===== Given passage =====
What happens. Well, I was in a different country and downloaded a show on to my device and it would be nice if I finish this show when I get back home, so I booted up the Netflix AP and it says it's not available to watch in your area I have to rather go back to the area when I downloaded the show to keep on watching so that's a bit annoying but we are all network engineers here and I can set up by own VPN to that country I have been to. So I do that and then Netflix gives me a different message, hey you are using a VPN over proxy and well to fix the problem please turn off the VPN. Okay, that's a bit rough. I vaguely remember some of these parties, they told me if you use our VPN service you can actually watch that kind of content so I thought that's a bit strange, how are those VPNs able to do so, whereas I who set it up cannot.
That's how I got to my talk: Stranger VPNs.
I will be presenting this today.
So, I bought a trial subscription for other VPN providers and thought hey, let's do another trace route to see where we get to when we want to watch Netflix, and as you can see, that's a pretty weird trace route to do if you are trying to look for Netflix. It's single hop and this address space is actually IETF protocol reserved so we are off to a good start.
It turns out though, so trace route and ping and these things don't work, they terminate after one hop but we have found something very special in the Netflix CDN N so that's one of the URLs, for example, and when you just request the header of the CDN you get a lot of text and most of it is unimportant but on the very bottom you can actually see that our public IP address we have been requesting header is is being shown in that header so I thought what will happen if I just request this through several VPN provides in several regions.
So these are the VPN provides I was investigating. A small mix of smaller ones like we VPN or private VPN and a few bigger ones doing all these commercials like Nord VPN, the one on the bottom, they went bankrupt and took our money so that's that.
We had two measurement periods where we measured this IP header from these providers every 30 seconds and we have one set of 4 million samples and another one of 7 million samples and the samples we collected were pretty simple so we have Unix time stamp, a status if everything was okay or not and the IP address we have detected doing the unblocking. Let's see how this looks so far. On the left VPN user and provide to the gateway, when we try to resolve Netflix or any other site we have to do a DNS request and the DNS request gives us this weird IP which actually is TLS proxy, from there something weird happens and we get to the site because yes after all it does work.
So this is actually what we measured and we will break it down to digest this more easily because this contains all of the information which is important. So for example here we have the VPN provider CYBERGHOST for three different regions because they don't support unblocking in the Netherlands and these are split in two parts, let's have a look at the top part. The top part shows how many unique IP addresses we found when looking for those unblocking IPs, green colour means IPv4 and pink colour which we will see later means IPv6. Also this black bar on top on some shows IP churn so if the black bar is always riding the peaks of the IPs it means we have always flesh IPs.
=====
■ Short exercise 1: According to the VPN talk excerpt, how often was the IP header measured from the VPN providers?
===== Records for the exercise =====
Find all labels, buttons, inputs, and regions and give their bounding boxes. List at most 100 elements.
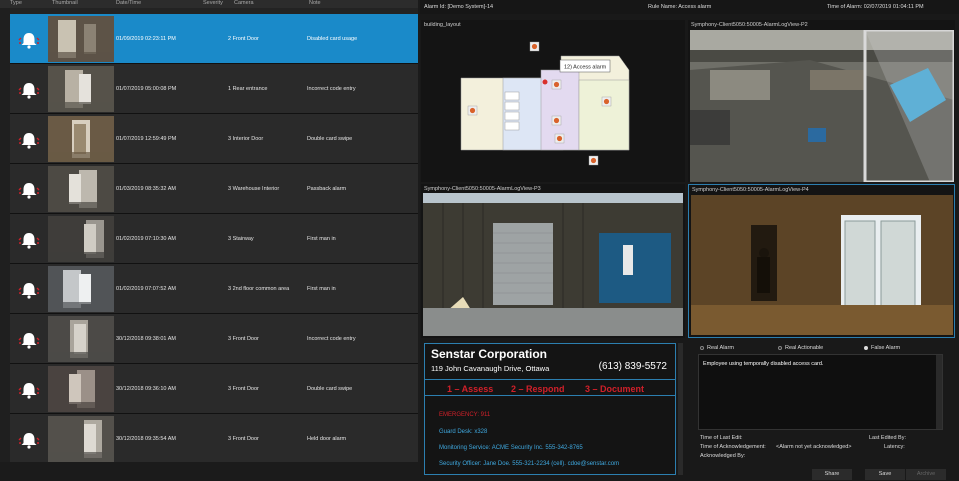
list-header: Type Thumbnail Date/Time Severity Camera… [0,0,418,8]
alarm-bell-icon [18,433,40,449]
notes-scrollbar[interactable] [936,355,942,429]
monitoring-line: Monitoring Service: ACME Security Inc. 5… [439,445,583,451]
alarm-datetime: 01/02/2019 07:10:30 AM [116,236,176,242]
alarm-thumbnail[interactable] [48,166,114,212]
share-button[interactable]: Share [812,469,852,480]
col-note[interactable]: Note [309,0,321,6]
alarm-bell-icon [18,33,40,49]
alarm-datetime: 01/07/2019 05:00:08 PM [116,86,177,92]
col-camera[interactable]: Camera [234,0,254,6]
alarm-bell-icon [18,383,40,399]
alarm-datetime: 01/09/2019 02:23:11 PM [116,36,176,42]
alarm-thumbnail[interactable] [48,366,114,412]
alarm-row[interactable]: 01/03/2019 08:35:32 AM 3 Warehouse Interi… [10,164,418,214]
alarm-info-bar: Alarm Id: [Demo System]-14 Rule Name: Ac… [420,0,959,14]
save-button[interactable]: Save [865,469,905,480]
col-datetime[interactable]: Date/Time [116,0,141,6]
alarm-note: First man in [307,236,336,242]
alarm-datetime: 01/03/2019 08:35:32 AM [116,186,176,192]
alarm-camera: 2 Front Door [228,36,259,42]
alarm-datetime: 30/12/2018 09:36:10 AM [116,386,176,392]
col-severity[interactable]: Severity [203,0,223,6]
alarm-thumbnail[interactable] [48,216,114,262]
latency-label: Latency: [884,444,905,450]
company-phone: (613) 839-5572 [598,361,667,372]
col-thumbnail[interactable]: Thumbnail [52,0,78,6]
alarm-datetime: 01/07/2019 12:59:49 PM [116,136,177,142]
guard-desk-line: Guard Desk: x328 [439,429,488,435]
contact-card: Senstar Corporation 119 John Cavanaugh D… [424,343,676,475]
floor-plan[interactable]: 12) Access alarm [421,20,685,182]
alarm-bell-icon [18,133,40,149]
camera-view-p2[interactable]: Symphony-Client5050:50005-AlarmLogView-P… [688,20,955,182]
alarm-datetime: 01/02/2019 07:07:52 AM [116,286,176,292]
alarm-note: Incorrect code entry [307,86,356,92]
step-respond: 2 – Respond [511,384,565,394]
card-scrollbar[interactable] [678,343,683,475]
col-type[interactable]: Type [10,0,22,6]
alarm-id: Alarm Id: [Demo System]-14 [424,4,494,10]
alarm-notes: Real Alarm Real Actionable False Alarm E… [684,343,954,481]
alarm-row[interactable]: 30/12/2018 09:38:01 AM 3 Front Door Incorr… [10,314,418,364]
alarm-note: Incorrect code entry [307,336,356,342]
time-last-edit: Time of Last Edit: [700,435,743,441]
alarm-camera: 3 Stairway [228,236,254,242]
ack-time-label: Time of Acknowledgement: [700,444,766,450]
alarm-note: Double card swipe [307,136,353,142]
alarm-note: First man in [307,286,336,292]
alarm-thumbnail[interactable] [48,16,114,62]
officer-line: Security Officer: Jane Doe. 555-321-2234… [439,461,620,467]
list-gutter [0,8,10,462]
alarm-camera: 3 2nd floor common area [228,286,290,292]
company-address: 119 John Cavanaugh Drive, Ottawa [431,364,550,373]
camera-view-p3[interactable]: Symphony-Client5050:50005-AlarmLogView-P… [421,184,685,338]
alarm-thumbnail[interactable] [48,116,114,162]
radio-false-alarm[interactable]: False Alarm [864,345,900,351]
alarm-camera: 3 Front Door [228,436,259,442]
alarm-note: Double card swipe [307,386,353,392]
archive-button[interactable]: Archive [906,469,946,480]
alarm-bell-icon [18,83,40,99]
camera-view-p4[interactable]: Symphony-Client5050:50005-AlarmLogView-P… [688,184,955,338]
alarm-thumbnail[interactable] [48,266,114,312]
alarm-row[interactable]: 01/07/2019 12:59:49 PM 3 Interior Door Dou… [10,114,418,164]
alarm-row[interactable]: 01/02/2019 07:10:30 AM 3 Stairway First ma… [10,214,418,264]
alarm-camera: 3 Warehouse Interior [228,186,280,192]
alarm-datetime: 30/12/2018 09:38:01 AM [116,336,176,342]
alarm-row[interactable]: 01/07/2019 05:00:08 PM 1 Rear entrance Inc… [10,64,418,114]
time-of-alarm: Time of Alarm: 02/07/2019 01:04:11 PM [827,4,924,10]
alarm-note: Passback alarm [307,186,347,192]
alarm-row[interactable]: 30/12/2018 09:36:10 AM 3 Front Door Double… [10,364,418,414]
radio-real-alarm[interactable]: Real Alarm [700,345,734,351]
alarm-bell-icon [18,333,40,349]
alarm-row[interactable]: 01/02/2019 07:07:52 AM 3 2nd floor common… [10,264,418,314]
alarm-camera: 1 Rear entrance [228,86,268,92]
building-layout-panel[interactable]: building_layout 12) Access alarm [421,20,685,182]
alarm-note: Disabled card usage [307,36,358,42]
alarm-thumbnail[interactable] [48,316,114,362]
alarm-camera: 3 Front Door [228,386,259,392]
camera-p3-image [423,193,683,336]
ack-time-value: <Alarm not yet acknowledged> [776,444,852,450]
camera-p2-label: Symphony-Client5050:50005-AlarmLogView-P… [691,22,808,28]
alarm-thumbnail[interactable] [48,66,114,112]
notes-text: Employee using temporally disabled acces… [703,361,824,367]
camera-p3-label: Symphony-Client5050:50005-AlarmLogView-P… [424,186,541,192]
notes-textarea[interactable]: Employee using temporally disabled acces… [698,354,943,430]
alarm-datetime: 30/12/2018 09:35:54 AM [116,436,176,442]
rule-name: Rule Name: Access alarm [648,4,712,10]
step-document: 3 – Document [585,384,645,394]
last-edited-by: Last Edited By: [869,435,906,441]
camera-p4-label: Symphony-Client5050:50005-AlarmLogView-P… [692,187,809,193]
alarm-thumbnail[interactable] [48,416,114,462]
alarm-bell-icon [18,233,40,249]
camera-p2-image [690,30,954,182]
emergency-line: EMERGENCY: 911 [439,412,491,418]
radio-real-actionable[interactable]: Real Actionable [778,345,823,351]
alarm-row[interactable]: 30/12/2018 09:35:54 AM 3 Front Door Held d… [10,414,418,464]
alarm-bell-icon [18,283,40,299]
alarm-list: Type Thumbnail Date/Time Severity Camera… [0,0,418,481]
alarm-row[interactable]: 01/09/2019 02:23:11 PM 2 Front Door Disabl… [10,14,418,64]
alarm-note: Held door alarm [307,436,347,442]
camera-p4-image [691,195,953,335]
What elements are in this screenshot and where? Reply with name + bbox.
=====
■ Short exercise 2: Report every line of the records that contains the string "Real", and treat uppercase and lowercase as different.

■ Exercise response 1: Every 30 seconds.

■ Exercise response 2:
alarm-notes: Real Alarm Real Actionable False Alarm E… [684,343,954,481]
radio-real-alarm[interactable]: Real Alarm [700,345,734,351]
radio-real-actionable[interactable]: Real Actionable [778,345,823,351]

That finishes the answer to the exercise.